App and web page records
>>>
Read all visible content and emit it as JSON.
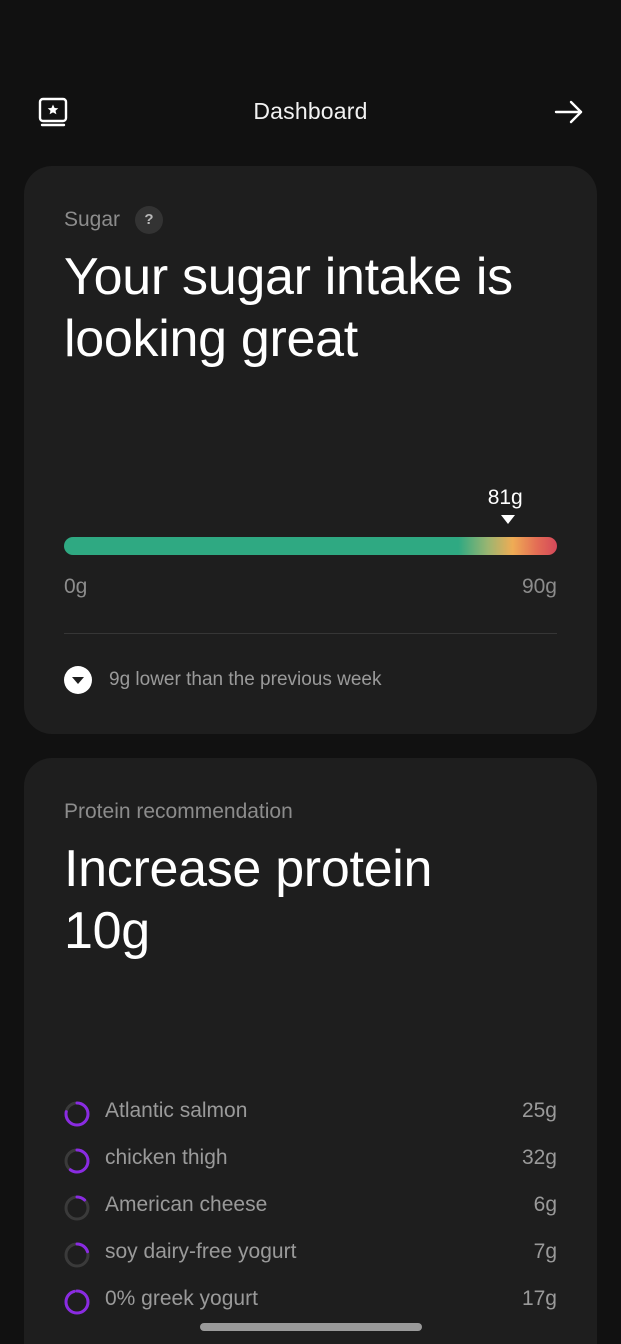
{
  "header": {
    "title": "Dashboard",
    "left_icon": "star-badge-icon",
    "right_icon": "arrow-right-icon"
  },
  "sugar_card": {
    "eyebrow": "Sugar",
    "help_label": "?",
    "headline": "Your sugar intake is looking great",
    "marker_label": "81g",
    "value": 81,
    "max": 90,
    "min_label": "0g",
    "max_label": "90g",
    "change_icon": "chevron-down-circle-icon",
    "change_text": "9g lower than the previous week"
  },
  "protein_card": {
    "eyebrow": "Protein recommendation",
    "headline": "Increase protein 10g",
    "foods": [
      {
        "name": "Atlantic salmon",
        "qty": "25g",
        "progress": 0.78
      },
      {
        "name": "chicken thigh",
        "qty": "32g",
        "progress": 0.6
      },
      {
        "name": "American cheese",
        "qty": "6g",
        "progress": 0.12
      },
      {
        "name": "soy dairy-free yogurt",
        "qty": "7g",
        "progress": 0.2
      },
      {
        "name": "0% greek yogurt",
        "qty": "17g",
        "progress": 0.95
      }
    ]
  },
  "colors": {
    "background": "#111111",
    "card": "#1e1e1e",
    "good": "#2fa982",
    "warn": "#efac55",
    "bad": "#d4485a",
    "ring_accent": "#8a2be2"
  }
}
<<<
Go through the data above and copy each line in which "yogurt" appears.

        "name": "soy dairy-free yogurt",
        "name": "0% greek yogurt",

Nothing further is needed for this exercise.